• _WHAT IS ASKED_:
Your task is to give the listing below back word for word, pictures excluded.

[Start EXTRACTED INFORMATION]

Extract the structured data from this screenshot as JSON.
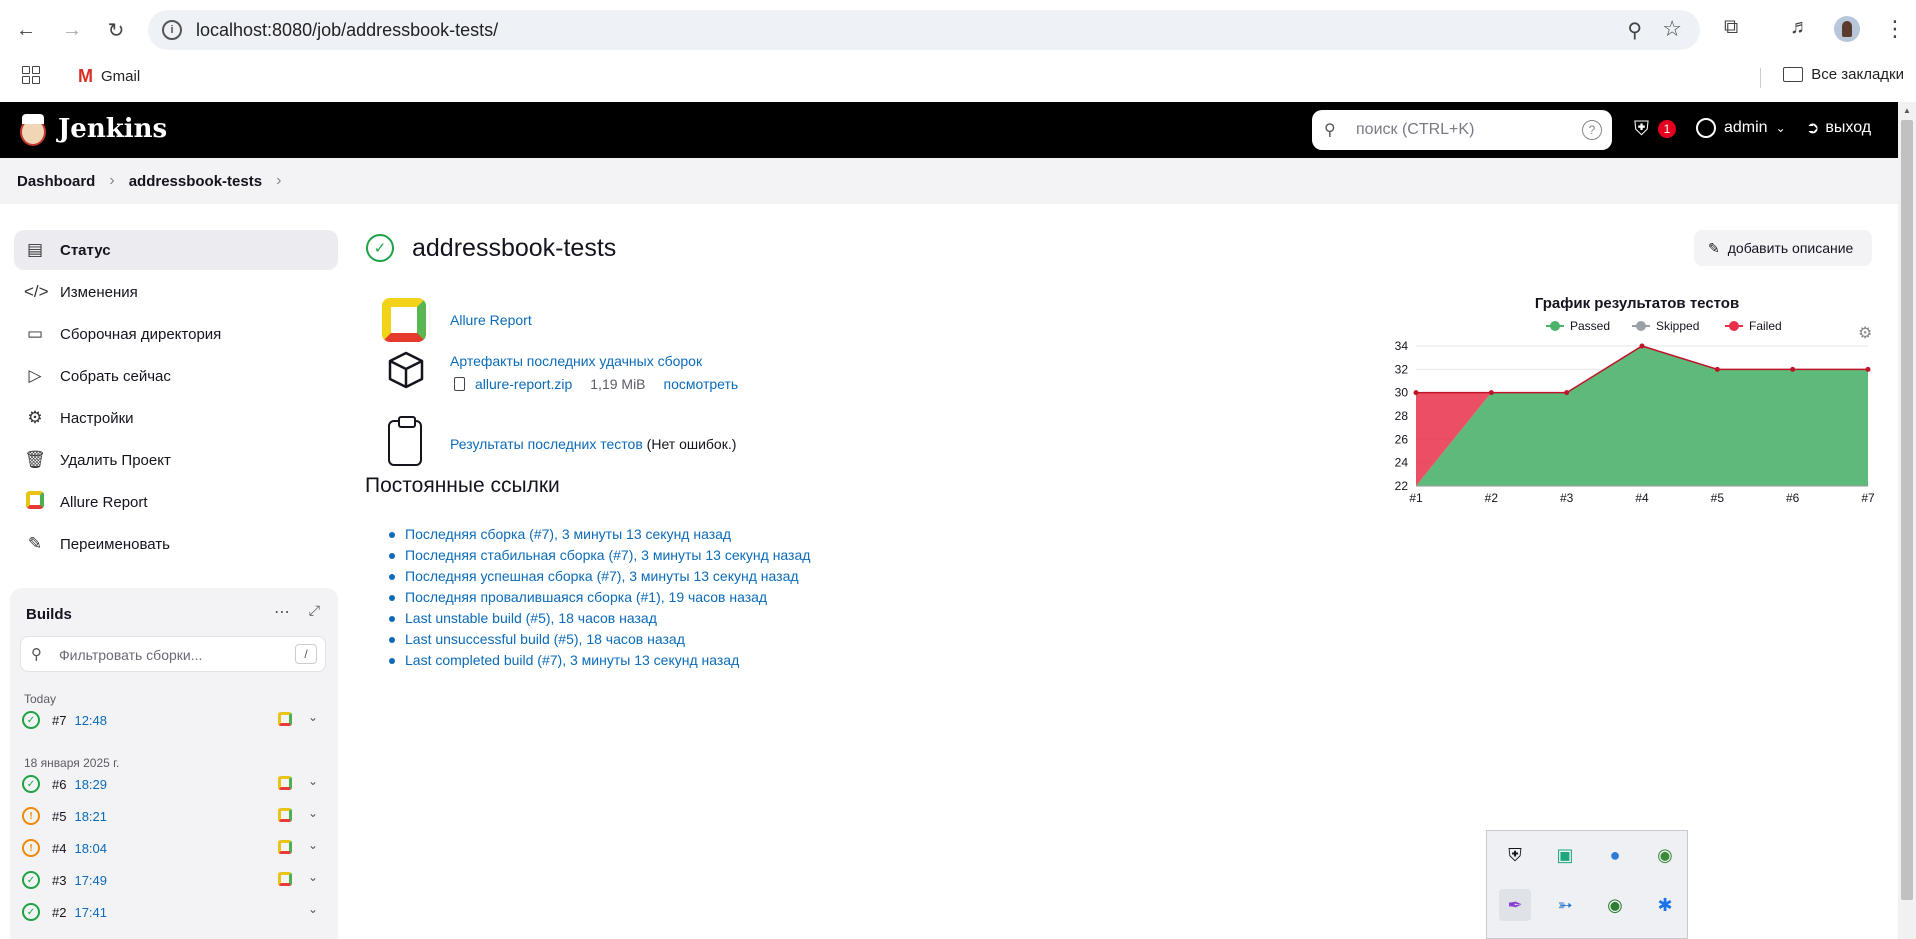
{
  "browser": {
    "url": "localhost:8080/job/addressbook-tests/",
    "bookmark_gmail": "Gmail",
    "all_bookmarks": "Все закладки"
  },
  "header": {
    "app_name": "Jenkins",
    "search_placeholder": "поиск (CTRL+K)",
    "security_count": "1",
    "user": "admin",
    "logout": "выход"
  },
  "breadcrumb": {
    "items": [
      "Dashboard",
      "addressbook-tests"
    ]
  },
  "sidebar": {
    "items": [
      {
        "label": "Статус",
        "icon": "document-icon"
      },
      {
        "label": "Изменения",
        "icon": "code-icon"
      },
      {
        "label": "Сборочная директория",
        "icon": "folder-icon"
      },
      {
        "label": "Собрать сейчас",
        "icon": "play-icon"
      },
      {
        "label": "Настройки",
        "icon": "gear-icon"
      },
      {
        "label": "Удалить Проект",
        "icon": "trash-icon"
      },
      {
        "label": "Allure Report",
        "icon": "allure-icon"
      },
      {
        "label": "Переименовать",
        "icon": "pencil-icon"
      }
    ]
  },
  "builds": {
    "title": "Builds",
    "filter_placeholder": "Фильтровать сборки...",
    "filter_shortcut": "/",
    "today_label": "Today",
    "date_label": "18 января 2025 г.",
    "rows": [
      {
        "num": "#7",
        "time": "12:48",
        "status": "success",
        "allure": true
      },
      {
        "num": "#6",
        "time": "18:29",
        "status": "success",
        "allure": true
      },
      {
        "num": "#5",
        "time": "18:21",
        "status": "unstable",
        "allure": true
      },
      {
        "num": "#4",
        "time": "18:04",
        "status": "unstable",
        "allure": true
      },
      {
        "num": "#3",
        "time": "17:49",
        "status": "success",
        "allure": true
      },
      {
        "num": "#2",
        "time": "17:41",
        "status": "success",
        "allure": false
      }
    ]
  },
  "main": {
    "title": "addressbook-tests",
    "add_description": "добавить описание",
    "allure_link": "Allure Report",
    "artifacts_link": "Артефакты последних удачных сборок",
    "artifact_file": "allure-report.zip",
    "artifact_size": "1,19 MiB",
    "artifact_view": "посмотреть",
    "test_results_link": "Результаты последних тестов",
    "test_results_note": "(Нет ошибок.)",
    "permalinks_title": "Постоянные ссылки",
    "permalinks": [
      "Последняя сборка (#7), 3 минуты 13 секунд назад",
      "Последняя стабильная сборка (#7), 3 минуты 13 секунд назад",
      "Последняя успешная сборка (#7), 3 минуты 13 секунд назад",
      "Последняя провалившаяся сборка (#1), 19 часов назад",
      "Last unstable build (#5), 18 часов назад",
      "Last unsuccessful build (#5), 18 часов назад",
      "Last completed build (#7), 3 минуты 13 секунд назад"
    ]
  },
  "chart_data": {
    "type": "area",
    "title": "График результатов тестов",
    "categories": [
      "#1",
      "#2",
      "#3",
      "#4",
      "#5",
      "#6",
      "#7"
    ],
    "series": [
      {
        "name": "Passed",
        "color": "#4cb36b",
        "values": [
          22,
          30,
          30,
          34,
          32,
          32,
          32
        ]
      },
      {
        "name": "Skipped",
        "color": "#9aa0a6",
        "values": [
          0,
          0,
          0,
          0,
          0,
          0,
          0
        ]
      },
      {
        "name": "Failed",
        "color": "#e8304a",
        "values": [
          30,
          30,
          30,
          34,
          32,
          32,
          32
        ]
      }
    ],
    "ylim": [
      22,
      34
    ],
    "yticks": [
      22,
      24,
      26,
      28,
      30,
      32,
      34
    ],
    "legend_position": "top",
    "grid": true
  }
}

[End EXTRACTED INFORMATION]

• _RESPONSE_:
Extract the structured data from this screenshot as JSON.
{
  "browser": {
    "url": "localhost:8080/job/addressbook-tests/",
    "bookmark_gmail": "Gmail",
    "all_bookmarks": "Все закладки"
  },
  "header": {
    "app_name": "Jenkins",
    "search_placeholder": "поиск (CTRL+K)",
    "security_count": "1",
    "user": "admin",
    "logout": "выход"
  },
  "breadcrumb": {
    "items": [
      "Dashboard",
      "addressbook-tests"
    ]
  },
  "sidebar": {
    "items": [
      {
        "label": "Статус",
        "icon": "document-icon"
      },
      {
        "label": "Изменения",
        "icon": "code-icon"
      },
      {
        "label": "Сборочная директория",
        "icon": "folder-icon"
      },
      {
        "label": "Собрать сейчас",
        "icon": "play-icon"
      },
      {
        "label": "Настройки",
        "icon": "gear-icon"
      },
      {
        "label": "Удалить Проект",
        "icon": "trash-icon"
      },
      {
        "label": "Allure Report",
        "icon": "allure-icon"
      },
      {
        "label": "Переименовать",
        "icon": "pencil-icon"
      }
    ]
  },
  "builds": {
    "title": "Builds",
    "filter_placeholder": "Фильтровать сборки...",
    "filter_shortcut": "/",
    "today_label": "Today",
    "date_label": "18 января 2025 г.",
    "rows": [
      {
        "num": "#7",
        "time": "12:48",
        "status": "success",
        "allure": true
      },
      {
        "num": "#6",
        "time": "18:29",
        "status": "success",
        "allure": true
      },
      {
        "num": "#5",
        "time": "18:21",
        "status": "unstable",
        "allure": true
      },
      {
        "num": "#4",
        "time": "18:04",
        "status": "unstable",
        "allure": true
      },
      {
        "num": "#3",
        "time": "17:49",
        "status": "success",
        "allure": true
      },
      {
        "num": "#2",
        "time": "17:41",
        "status": "success",
        "allure": false
      }
    ]
  },
  "main": {
    "title": "addressbook-tests",
    "add_description": "добавить описание",
    "allure_link": "Allure Report",
    "artifacts_link": "Артефакты последних удачных сборок",
    "artifact_file": "allure-report.zip",
    "artifact_size": "1,19 MiB",
    "artifact_view": "посмотреть",
    "test_results_link": "Результаты последних тестов",
    "test_results_note": "(Нет ошибок.)",
    "permalinks_title": "Постоянные ссылки",
    "permalinks": [
      "Последняя сборка (#7), 3 минуты 13 секунд назад",
      "Последняя стабильная сборка (#7), 3 минуты 13 секунд назад",
      "Последняя успешная сборка (#7), 3 минуты 13 секунд назад",
      "Последняя провалившаяся сборка (#1), 19 часов назад",
      "Last unstable build (#5), 18 часов назад",
      "Last unsuccessful build (#5), 18 часов назад",
      "Last completed build (#7), 3 минуты 13 секунд назад"
    ]
  },
  "chart_data": {
    "type": "area",
    "title": "График результатов тестов",
    "categories": [
      "#1",
      "#2",
      "#3",
      "#4",
      "#5",
      "#6",
      "#7"
    ],
    "series": [
      {
        "name": "Passed",
        "color": "#4cb36b",
        "values": [
          22,
          30,
          30,
          34,
          32,
          32,
          32
        ]
      },
      {
        "name": "Skipped",
        "color": "#9aa0a6",
        "values": [
          0,
          0,
          0,
          0,
          0,
          0,
          0
        ]
      },
      {
        "name": "Failed",
        "color": "#e8304a",
        "values": [
          30,
          30,
          30,
          34,
          32,
          32,
          32
        ]
      }
    ],
    "ylim": [
      22,
      34
    ],
    "yticks": [
      22,
      24,
      26,
      28,
      30,
      32,
      34
    ],
    "legend_position": "top",
    "grid": true
  }
}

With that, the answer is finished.